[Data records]
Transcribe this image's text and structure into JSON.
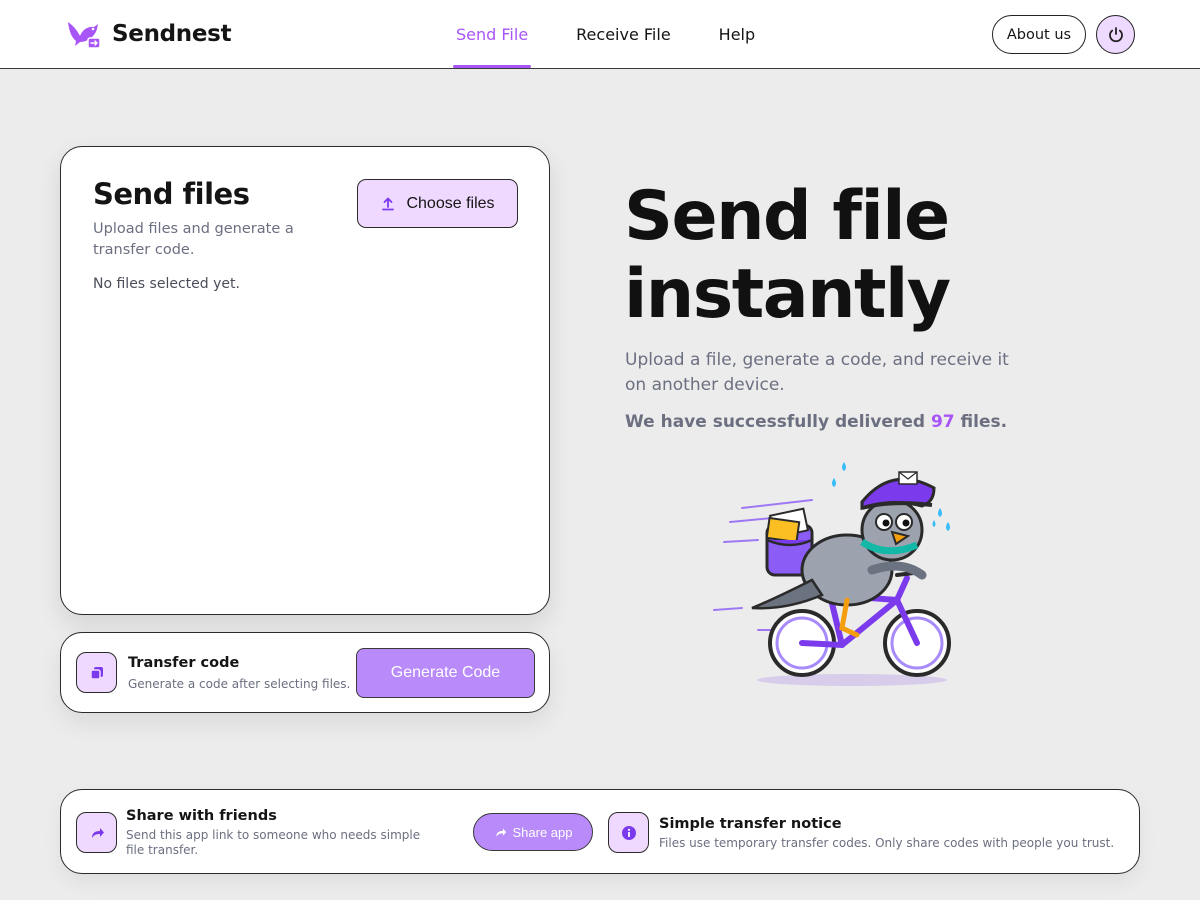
{
  "brand": {
    "name": "Sendnest",
    "logo_icon": "bird-logo-icon",
    "accent": "#a855f7"
  },
  "nav": {
    "items": [
      {
        "label": "Send File",
        "active": true
      },
      {
        "label": "Receive File",
        "active": false
      },
      {
        "label": "Help",
        "active": false
      }
    ]
  },
  "header": {
    "about_label": "About us",
    "power_icon": "power-icon"
  },
  "send_card": {
    "title": "Send files",
    "subtitle": "Upload files and generate a transfer code.",
    "empty_state": "No files selected yet.",
    "choose_label": "Choose files",
    "choose_icon": "upload-icon"
  },
  "code_card": {
    "title": "Transfer code",
    "subtitle": "Generate a code after selecting files.",
    "button_label": "Generate Code",
    "icon": "copy-icon"
  },
  "hero": {
    "title": "Send file instantly",
    "subtitle": "Upload a file, generate a code, and receive it on another device.",
    "stat_prefix": "We have successfully delivered ",
    "stat_count": "97",
    "stat_suffix": " files.",
    "illustration": "pigeon-courier-on-bicycle"
  },
  "footer": {
    "share_title": "Share with friends",
    "share_subtitle": "Send this app link to someone who needs simple file transfer.",
    "share_button": "Share app",
    "share_icon": "share-arrow-icon",
    "notice_title": "Simple transfer notice",
    "notice_subtitle": "Files use temporary transfer codes. Only share codes with people you trust.",
    "notice_icon": "info-icon"
  },
  "colors": {
    "accent": "#a855f7",
    "tile": "#efd9ff",
    "button": "#b98af9",
    "background": "#ececec"
  }
}
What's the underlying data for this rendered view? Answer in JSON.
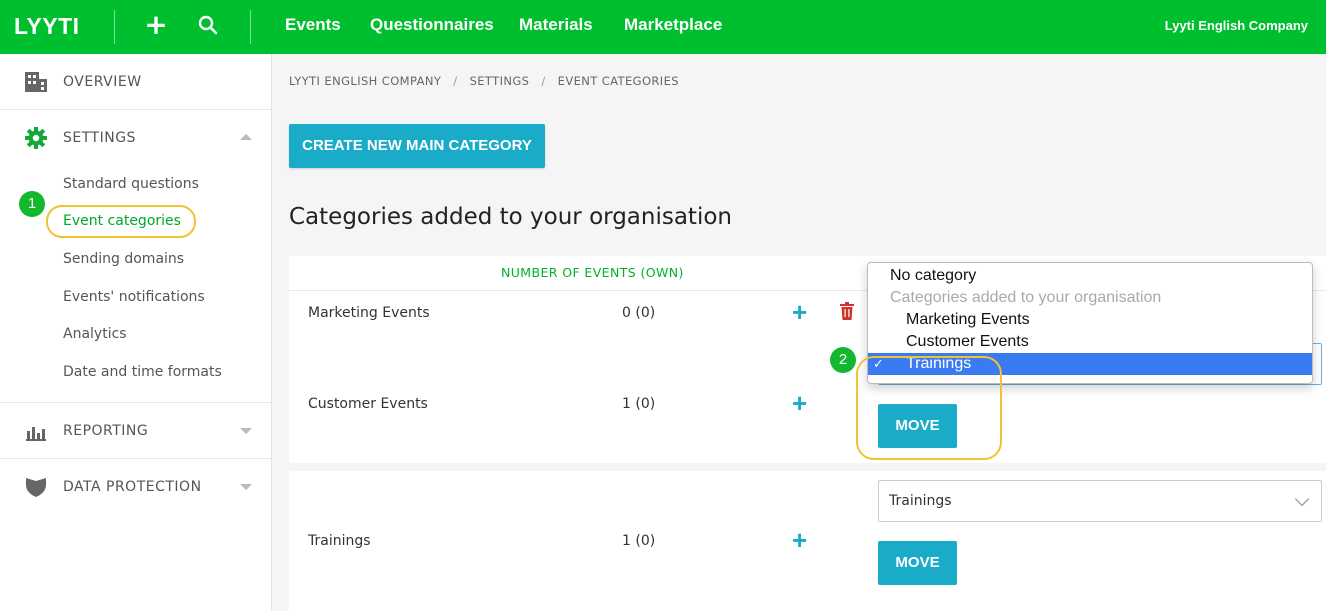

THE REQUEST.
In the material above, show every line where the word "this" turns up.

ANSWER TO THE TASK.
Transcribe this image's text and structure into JSON.
    "share_subtitle": "Send this app link to someone who needs simple file transfer.",
What's the underlying data for this rendered view? Answer in JSON.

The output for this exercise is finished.